Problem to solve →
Report all lines holding "Baby".

Rows →
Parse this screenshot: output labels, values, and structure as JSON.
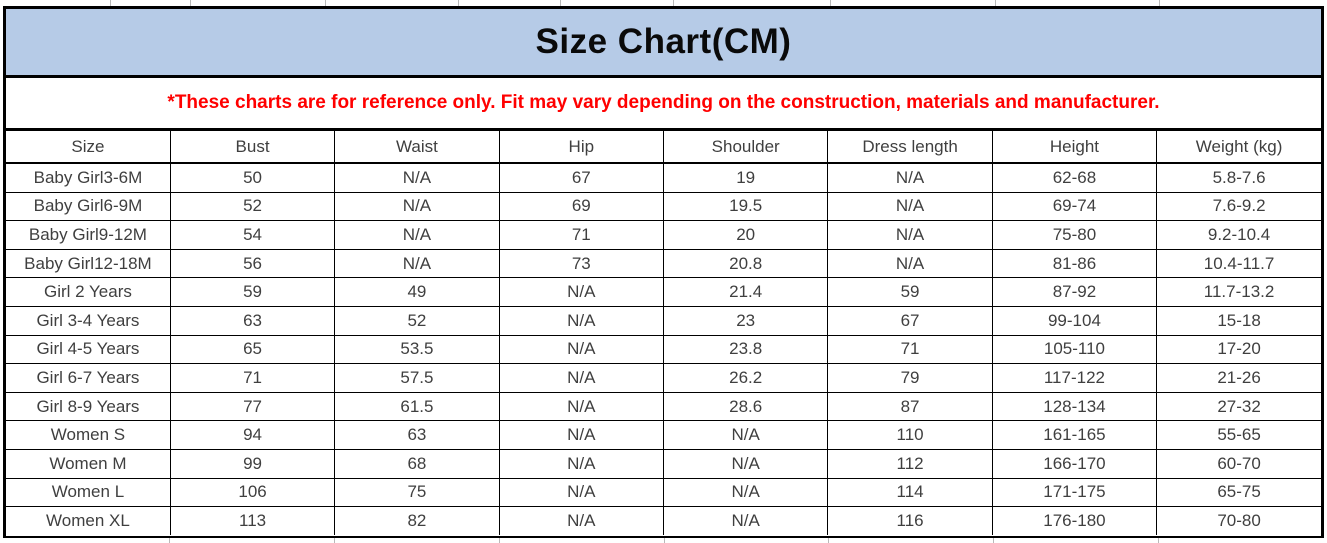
{
  "title": "Size Chart(CM)",
  "disclaimer": "*These charts are for reference only. Fit may vary depending on the construction, materials and manufacturer.",
  "colors": {
    "title_bar_bg": "#b6cbe7",
    "disclaimer_text": "#ff0000",
    "grid_border": "#000000",
    "cell_text": "#3f3f3f"
  },
  "table": {
    "columns": [
      "Size",
      "Bust",
      "Waist",
      "Hip",
      "Shoulder",
      "Dress length",
      "Height",
      "Weight (kg)"
    ],
    "rows": [
      [
        "Baby Girl3-6M",
        "50",
        "N/A",
        "67",
        "19",
        "N/A",
        "62-68",
        "5.8-7.6"
      ],
      [
        "Baby Girl6-9M",
        "52",
        "N/A",
        "69",
        "19.5",
        "N/A",
        "69-74",
        "7.6-9.2"
      ],
      [
        "Baby Girl9-12M",
        "54",
        "N/A",
        "71",
        "20",
        "N/A",
        "75-80",
        "9.2-10.4"
      ],
      [
        "Baby Girl12-18M",
        "56",
        "N/A",
        "73",
        "20.8",
        "N/A",
        "81-86",
        "10.4-11.7"
      ],
      [
        "Girl 2 Years",
        "59",
        "49",
        "N/A",
        "21.4",
        "59",
        "87-92",
        "11.7-13.2"
      ],
      [
        "Girl 3-4 Years",
        "63",
        "52",
        "N/A",
        "23",
        "67",
        "99-104",
        "15-18"
      ],
      [
        "Girl 4-5 Years",
        "65",
        "53.5",
        "N/A",
        "23.8",
        "71",
        "105-110",
        "17-20"
      ],
      [
        "Girl 6-7 Years",
        "71",
        "57.5",
        "N/A",
        "26.2",
        "79",
        "117-122",
        "21-26"
      ],
      [
        "Girl 8-9 Years",
        "77",
        "61.5",
        "N/A",
        "28.6",
        "87",
        "128-134",
        "27-32"
      ],
      [
        "Women S",
        "94",
        "63",
        "N/A",
        "N/A",
        "110",
        "161-165",
        "55-65"
      ],
      [
        "Women M",
        "99",
        "68",
        "N/A",
        "N/A",
        "112",
        "166-170",
        "60-70"
      ],
      [
        "Women L",
        "106",
        "75",
        "N/A",
        "N/A",
        "114",
        "171-175",
        "65-75"
      ],
      [
        "Women XL",
        "113",
        "82",
        "N/A",
        "N/A",
        "116",
        "176-180",
        "70-80"
      ]
    ]
  }
}
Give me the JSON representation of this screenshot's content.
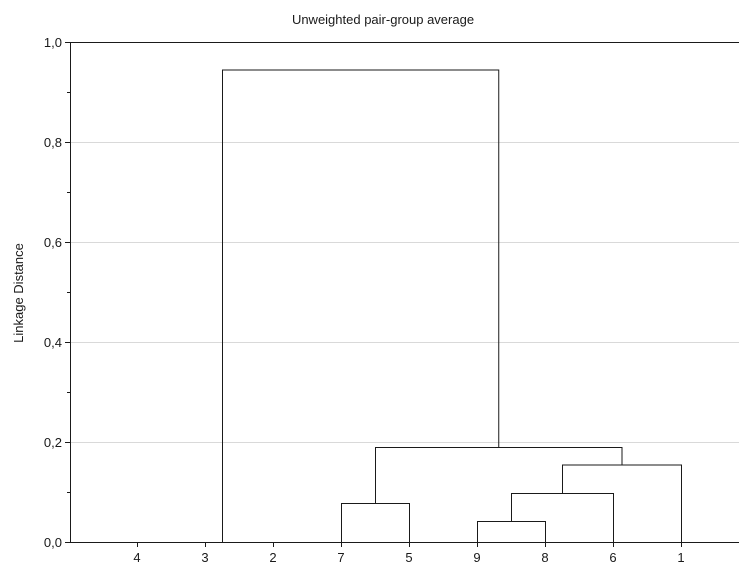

Answer to the problem →
        "Baby Girl3-6M",
        "Baby Girl6-9M",
        "Baby Girl9-12M",
        "Baby Girl12-18M",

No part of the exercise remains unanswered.